* **Objective**: Copy out every line of the listing below character for character.

* **Listed records**:
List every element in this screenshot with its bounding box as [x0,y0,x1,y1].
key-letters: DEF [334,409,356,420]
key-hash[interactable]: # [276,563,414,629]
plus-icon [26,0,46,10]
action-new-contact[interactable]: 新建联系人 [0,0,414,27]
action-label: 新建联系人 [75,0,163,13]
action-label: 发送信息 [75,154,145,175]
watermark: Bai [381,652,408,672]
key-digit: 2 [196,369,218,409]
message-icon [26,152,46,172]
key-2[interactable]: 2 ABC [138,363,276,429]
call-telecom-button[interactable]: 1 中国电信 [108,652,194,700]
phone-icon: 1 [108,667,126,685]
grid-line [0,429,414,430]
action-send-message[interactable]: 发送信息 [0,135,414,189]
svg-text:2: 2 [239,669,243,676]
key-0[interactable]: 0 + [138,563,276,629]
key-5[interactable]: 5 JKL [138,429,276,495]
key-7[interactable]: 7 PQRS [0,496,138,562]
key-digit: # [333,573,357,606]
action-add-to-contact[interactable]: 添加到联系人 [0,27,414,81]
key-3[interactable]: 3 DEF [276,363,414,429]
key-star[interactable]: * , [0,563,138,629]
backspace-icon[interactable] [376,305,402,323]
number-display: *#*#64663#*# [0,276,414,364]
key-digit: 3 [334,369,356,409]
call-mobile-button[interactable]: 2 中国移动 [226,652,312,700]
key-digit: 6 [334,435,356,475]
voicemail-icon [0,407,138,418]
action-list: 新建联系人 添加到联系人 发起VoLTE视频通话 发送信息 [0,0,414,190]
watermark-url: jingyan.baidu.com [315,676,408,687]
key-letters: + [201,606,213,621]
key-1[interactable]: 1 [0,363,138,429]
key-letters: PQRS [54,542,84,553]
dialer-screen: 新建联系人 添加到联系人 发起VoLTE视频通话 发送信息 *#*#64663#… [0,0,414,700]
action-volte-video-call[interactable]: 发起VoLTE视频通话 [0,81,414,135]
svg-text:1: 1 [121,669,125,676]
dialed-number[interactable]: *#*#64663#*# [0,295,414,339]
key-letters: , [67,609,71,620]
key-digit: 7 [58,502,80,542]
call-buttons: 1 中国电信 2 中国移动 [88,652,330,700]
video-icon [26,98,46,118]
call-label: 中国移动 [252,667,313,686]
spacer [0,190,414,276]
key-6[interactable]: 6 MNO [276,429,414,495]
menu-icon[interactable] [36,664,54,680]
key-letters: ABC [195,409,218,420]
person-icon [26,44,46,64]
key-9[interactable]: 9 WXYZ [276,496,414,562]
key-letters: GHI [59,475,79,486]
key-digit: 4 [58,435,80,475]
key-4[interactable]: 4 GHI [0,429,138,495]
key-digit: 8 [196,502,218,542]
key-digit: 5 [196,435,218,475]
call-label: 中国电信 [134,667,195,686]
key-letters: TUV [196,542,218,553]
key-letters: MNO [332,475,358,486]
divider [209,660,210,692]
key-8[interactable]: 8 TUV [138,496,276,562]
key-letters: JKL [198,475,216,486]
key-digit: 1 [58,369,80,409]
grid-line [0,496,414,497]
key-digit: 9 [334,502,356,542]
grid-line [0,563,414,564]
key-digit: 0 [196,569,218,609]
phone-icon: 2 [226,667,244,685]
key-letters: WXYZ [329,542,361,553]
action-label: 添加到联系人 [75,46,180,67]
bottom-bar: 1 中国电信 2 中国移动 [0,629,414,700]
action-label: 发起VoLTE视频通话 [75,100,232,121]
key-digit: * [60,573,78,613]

* **Complete answer**:
List every element in this screenshot with its bounding box as [x0,y0,x1,y1].
key-letters: DEF [334,409,356,420]
key-hash[interactable]: # [276,563,414,629]
plus-icon [26,0,46,10]
action-new-contact[interactable]: 新建联系人 [0,0,414,27]
action-label: 新建联系人 [75,0,163,13]
action-label: 发送信息 [75,154,145,175]
watermark: Bai [381,652,408,672]
key-digit: 2 [196,369,218,409]
message-icon [26,152,46,172]
key-2[interactable]: 2 ABC [138,363,276,429]
call-telecom-button[interactable]: 1 中国电信 [108,652,194,700]
phone-icon: 1 [108,667,126,685]
grid-line [0,429,414,430]
action-send-message[interactable]: 发送信息 [0,135,414,189]
svg-text:2: 2 [239,669,243,676]
key-0[interactable]: 0 + [138,563,276,629]
key-5[interactable]: 5 JKL [138,429,276,495]
key-7[interactable]: 7 PQRS [0,496,138,562]
key-digit: # [333,573,357,606]
action-add-to-contact[interactable]: 添加到联系人 [0,27,414,81]
key-3[interactable]: 3 DEF [276,363,414,429]
key-star[interactable]: * , [0,563,138,629]
backspace-icon[interactable] [376,305,402,323]
number-display: *#*#64663#*# [0,276,414,364]
key-digit: 3 [334,369,356,409]
call-mobile-button[interactable]: 2 中国移动 [226,652,312,700]
key-digit: 6 [334,435,356,475]
voicemail-icon [0,407,138,418]
action-list: 新建联系人 添加到联系人 发起VoLTE视频通话 发送信息 [0,0,414,190]
watermark-url: jingyan.baidu.com [315,676,408,687]
key-letters: + [201,606,213,621]
key-1[interactable]: 1 [0,363,138,429]
key-letters: PQRS [54,542,84,553]
dialer-screen: 新建联系人 添加到联系人 发起VoLTE视频通话 发送信息 *#*#64663#… [0,0,414,700]
action-volte-video-call[interactable]: 发起VoLTE视频通话 [0,81,414,135]
svg-text:1: 1 [121,669,125,676]
dialed-number[interactable]: *#*#64663#*# [0,295,414,339]
key-letters: , [67,609,71,620]
key-digit: 7 [58,502,80,542]
call-buttons: 1 中国电信 2 中国移动 [88,652,330,700]
video-icon [26,98,46,118]
call-label: 中国移动 [252,667,313,686]
spacer [0,190,414,276]
key-6[interactable]: 6 MNO [276,429,414,495]
menu-icon[interactable] [36,664,54,680]
key-letters: ABC [195,409,218,420]
person-icon [26,44,46,64]
key-9[interactable]: 9 WXYZ [276,496,414,562]
key-letters: GHI [59,475,79,486]
key-digit: 4 [58,435,80,475]
key-4[interactable]: 4 GHI [0,429,138,495]
key-digit: 8 [196,502,218,542]
key-digit: 5 [196,435,218,475]
call-label: 中国电信 [134,667,195,686]
key-letters: TUV [196,542,218,553]
key-letters: MNO [332,475,358,486]
divider [209,660,210,692]
key-8[interactable]: 8 TUV [138,496,276,562]
key-letters: JKL [198,475,216,486]
key-digit: 1 [58,369,80,409]
grid-line [0,496,414,497]
key-digit: 9 [334,502,356,542]
grid-line [0,563,414,564]
key-digit: 0 [196,569,218,609]
phone-icon: 2 [226,667,244,685]
key-letters: WXYZ [329,542,361,553]
action-label: 添加到联系人 [75,46,180,67]
bottom-bar: 1 中国电信 2 中国移动 [0,629,414,700]
action-label: 发起VoLTE视频通话 [75,100,232,121]
key-digit: * [60,573,78,613]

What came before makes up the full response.